§ **Set exercise**: Tally the lines in these records that hold the string "loading", and reply with the number alone.

§ **Dataset entries**:
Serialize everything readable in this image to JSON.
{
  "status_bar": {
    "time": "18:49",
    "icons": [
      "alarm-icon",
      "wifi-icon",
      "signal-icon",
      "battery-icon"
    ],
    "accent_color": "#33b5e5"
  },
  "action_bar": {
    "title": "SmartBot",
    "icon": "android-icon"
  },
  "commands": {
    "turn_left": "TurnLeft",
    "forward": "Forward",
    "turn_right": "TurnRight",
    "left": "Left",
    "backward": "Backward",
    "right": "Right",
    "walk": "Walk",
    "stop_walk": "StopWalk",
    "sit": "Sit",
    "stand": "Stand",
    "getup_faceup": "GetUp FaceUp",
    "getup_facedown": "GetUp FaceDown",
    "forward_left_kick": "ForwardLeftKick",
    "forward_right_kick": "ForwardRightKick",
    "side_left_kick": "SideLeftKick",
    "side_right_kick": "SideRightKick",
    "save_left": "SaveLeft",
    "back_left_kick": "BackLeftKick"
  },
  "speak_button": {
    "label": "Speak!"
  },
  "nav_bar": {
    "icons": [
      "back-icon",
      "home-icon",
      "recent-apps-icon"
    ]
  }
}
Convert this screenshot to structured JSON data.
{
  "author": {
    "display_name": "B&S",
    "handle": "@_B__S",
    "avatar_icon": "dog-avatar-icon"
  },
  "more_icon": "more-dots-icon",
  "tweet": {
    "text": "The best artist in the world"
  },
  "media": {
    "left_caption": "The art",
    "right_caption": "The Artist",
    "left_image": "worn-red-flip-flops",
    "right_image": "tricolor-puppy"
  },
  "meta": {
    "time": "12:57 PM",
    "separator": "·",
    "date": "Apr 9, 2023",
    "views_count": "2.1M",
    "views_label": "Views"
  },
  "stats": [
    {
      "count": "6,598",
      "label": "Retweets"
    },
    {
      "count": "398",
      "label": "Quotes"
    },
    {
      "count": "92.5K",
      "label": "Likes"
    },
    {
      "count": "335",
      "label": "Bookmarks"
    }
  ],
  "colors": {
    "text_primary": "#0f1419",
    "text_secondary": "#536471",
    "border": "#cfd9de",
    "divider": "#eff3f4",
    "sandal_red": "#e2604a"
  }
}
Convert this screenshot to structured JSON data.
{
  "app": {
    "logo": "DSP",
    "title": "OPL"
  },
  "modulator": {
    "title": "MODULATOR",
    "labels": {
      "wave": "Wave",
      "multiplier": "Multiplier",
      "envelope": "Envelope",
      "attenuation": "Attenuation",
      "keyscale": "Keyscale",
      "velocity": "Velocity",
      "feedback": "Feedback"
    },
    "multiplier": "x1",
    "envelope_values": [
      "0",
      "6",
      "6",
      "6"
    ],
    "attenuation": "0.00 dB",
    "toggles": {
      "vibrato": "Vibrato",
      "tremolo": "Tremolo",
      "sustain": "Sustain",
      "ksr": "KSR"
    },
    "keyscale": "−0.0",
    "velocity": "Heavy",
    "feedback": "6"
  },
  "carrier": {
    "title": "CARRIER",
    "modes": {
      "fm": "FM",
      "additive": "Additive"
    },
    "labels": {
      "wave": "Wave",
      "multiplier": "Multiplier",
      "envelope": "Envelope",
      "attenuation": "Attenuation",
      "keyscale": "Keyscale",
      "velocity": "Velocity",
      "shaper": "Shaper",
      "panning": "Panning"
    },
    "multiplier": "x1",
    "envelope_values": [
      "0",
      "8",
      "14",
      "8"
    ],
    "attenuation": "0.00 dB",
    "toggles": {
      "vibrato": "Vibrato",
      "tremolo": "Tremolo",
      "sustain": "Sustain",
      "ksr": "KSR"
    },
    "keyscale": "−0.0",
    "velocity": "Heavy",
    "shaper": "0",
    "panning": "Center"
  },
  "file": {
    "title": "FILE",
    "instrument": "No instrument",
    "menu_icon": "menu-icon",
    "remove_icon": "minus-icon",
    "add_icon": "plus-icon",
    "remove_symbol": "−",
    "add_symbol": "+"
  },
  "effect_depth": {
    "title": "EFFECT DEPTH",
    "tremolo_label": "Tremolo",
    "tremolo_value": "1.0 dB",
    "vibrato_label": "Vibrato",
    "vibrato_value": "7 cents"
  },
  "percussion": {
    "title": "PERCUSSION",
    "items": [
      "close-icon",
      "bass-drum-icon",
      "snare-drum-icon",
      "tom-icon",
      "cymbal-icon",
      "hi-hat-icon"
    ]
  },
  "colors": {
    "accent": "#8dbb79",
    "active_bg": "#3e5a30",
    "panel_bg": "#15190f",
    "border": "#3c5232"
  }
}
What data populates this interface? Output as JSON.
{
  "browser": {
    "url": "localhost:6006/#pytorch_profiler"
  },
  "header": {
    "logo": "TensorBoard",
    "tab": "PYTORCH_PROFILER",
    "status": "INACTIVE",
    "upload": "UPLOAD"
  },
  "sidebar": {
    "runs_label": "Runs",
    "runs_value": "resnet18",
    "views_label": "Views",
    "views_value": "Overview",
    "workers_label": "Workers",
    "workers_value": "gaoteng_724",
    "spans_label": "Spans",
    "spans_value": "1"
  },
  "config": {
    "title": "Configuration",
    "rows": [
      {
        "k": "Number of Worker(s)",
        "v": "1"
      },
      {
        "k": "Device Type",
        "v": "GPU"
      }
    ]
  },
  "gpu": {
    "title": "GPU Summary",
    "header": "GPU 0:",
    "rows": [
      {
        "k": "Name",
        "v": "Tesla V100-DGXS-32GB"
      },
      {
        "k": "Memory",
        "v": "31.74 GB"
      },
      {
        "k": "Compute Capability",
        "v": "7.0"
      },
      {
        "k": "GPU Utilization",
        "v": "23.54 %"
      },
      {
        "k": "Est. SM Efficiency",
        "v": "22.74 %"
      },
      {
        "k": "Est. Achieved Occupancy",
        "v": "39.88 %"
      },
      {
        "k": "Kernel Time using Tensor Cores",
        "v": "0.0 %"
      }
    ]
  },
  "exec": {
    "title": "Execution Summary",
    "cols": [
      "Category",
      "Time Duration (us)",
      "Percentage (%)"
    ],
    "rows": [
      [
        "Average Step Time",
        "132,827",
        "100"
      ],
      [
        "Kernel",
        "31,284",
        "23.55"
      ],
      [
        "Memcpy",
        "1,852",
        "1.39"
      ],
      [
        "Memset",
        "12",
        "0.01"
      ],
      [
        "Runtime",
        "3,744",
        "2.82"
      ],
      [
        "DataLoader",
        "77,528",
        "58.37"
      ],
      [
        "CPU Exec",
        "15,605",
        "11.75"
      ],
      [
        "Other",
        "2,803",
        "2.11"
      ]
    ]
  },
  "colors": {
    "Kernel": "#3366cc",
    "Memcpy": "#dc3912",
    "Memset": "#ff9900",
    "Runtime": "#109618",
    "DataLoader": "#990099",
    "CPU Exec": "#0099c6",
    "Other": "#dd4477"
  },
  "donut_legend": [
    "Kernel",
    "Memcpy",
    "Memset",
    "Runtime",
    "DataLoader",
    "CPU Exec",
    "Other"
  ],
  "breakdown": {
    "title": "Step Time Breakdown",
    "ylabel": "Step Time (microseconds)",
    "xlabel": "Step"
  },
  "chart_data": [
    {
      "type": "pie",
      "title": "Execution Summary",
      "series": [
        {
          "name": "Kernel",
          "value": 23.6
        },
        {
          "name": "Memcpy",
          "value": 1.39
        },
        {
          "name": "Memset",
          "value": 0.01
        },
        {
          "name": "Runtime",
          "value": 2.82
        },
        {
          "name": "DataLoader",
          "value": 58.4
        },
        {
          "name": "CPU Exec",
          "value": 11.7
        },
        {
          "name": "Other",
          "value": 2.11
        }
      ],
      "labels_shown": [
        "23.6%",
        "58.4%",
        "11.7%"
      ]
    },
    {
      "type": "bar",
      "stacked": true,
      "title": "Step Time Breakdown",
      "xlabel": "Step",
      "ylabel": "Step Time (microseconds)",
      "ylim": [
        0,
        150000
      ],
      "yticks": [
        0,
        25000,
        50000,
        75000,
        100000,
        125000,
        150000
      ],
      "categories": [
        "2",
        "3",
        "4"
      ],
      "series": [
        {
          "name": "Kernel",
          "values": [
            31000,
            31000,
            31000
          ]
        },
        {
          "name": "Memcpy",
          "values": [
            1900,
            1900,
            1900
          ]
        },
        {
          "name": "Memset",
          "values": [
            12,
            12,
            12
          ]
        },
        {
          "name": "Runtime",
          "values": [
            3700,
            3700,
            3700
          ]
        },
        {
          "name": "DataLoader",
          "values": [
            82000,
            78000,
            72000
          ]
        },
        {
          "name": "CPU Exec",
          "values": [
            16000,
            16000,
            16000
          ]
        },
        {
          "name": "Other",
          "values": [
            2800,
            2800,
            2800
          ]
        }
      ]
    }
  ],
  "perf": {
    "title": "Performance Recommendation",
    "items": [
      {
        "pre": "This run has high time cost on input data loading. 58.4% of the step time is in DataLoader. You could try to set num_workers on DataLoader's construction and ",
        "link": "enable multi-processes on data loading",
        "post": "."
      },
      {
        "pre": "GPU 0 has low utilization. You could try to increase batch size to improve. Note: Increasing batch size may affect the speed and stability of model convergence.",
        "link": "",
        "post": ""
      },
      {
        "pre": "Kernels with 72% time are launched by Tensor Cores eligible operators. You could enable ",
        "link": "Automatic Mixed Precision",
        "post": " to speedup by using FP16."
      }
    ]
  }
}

§ **Exercise result**: 2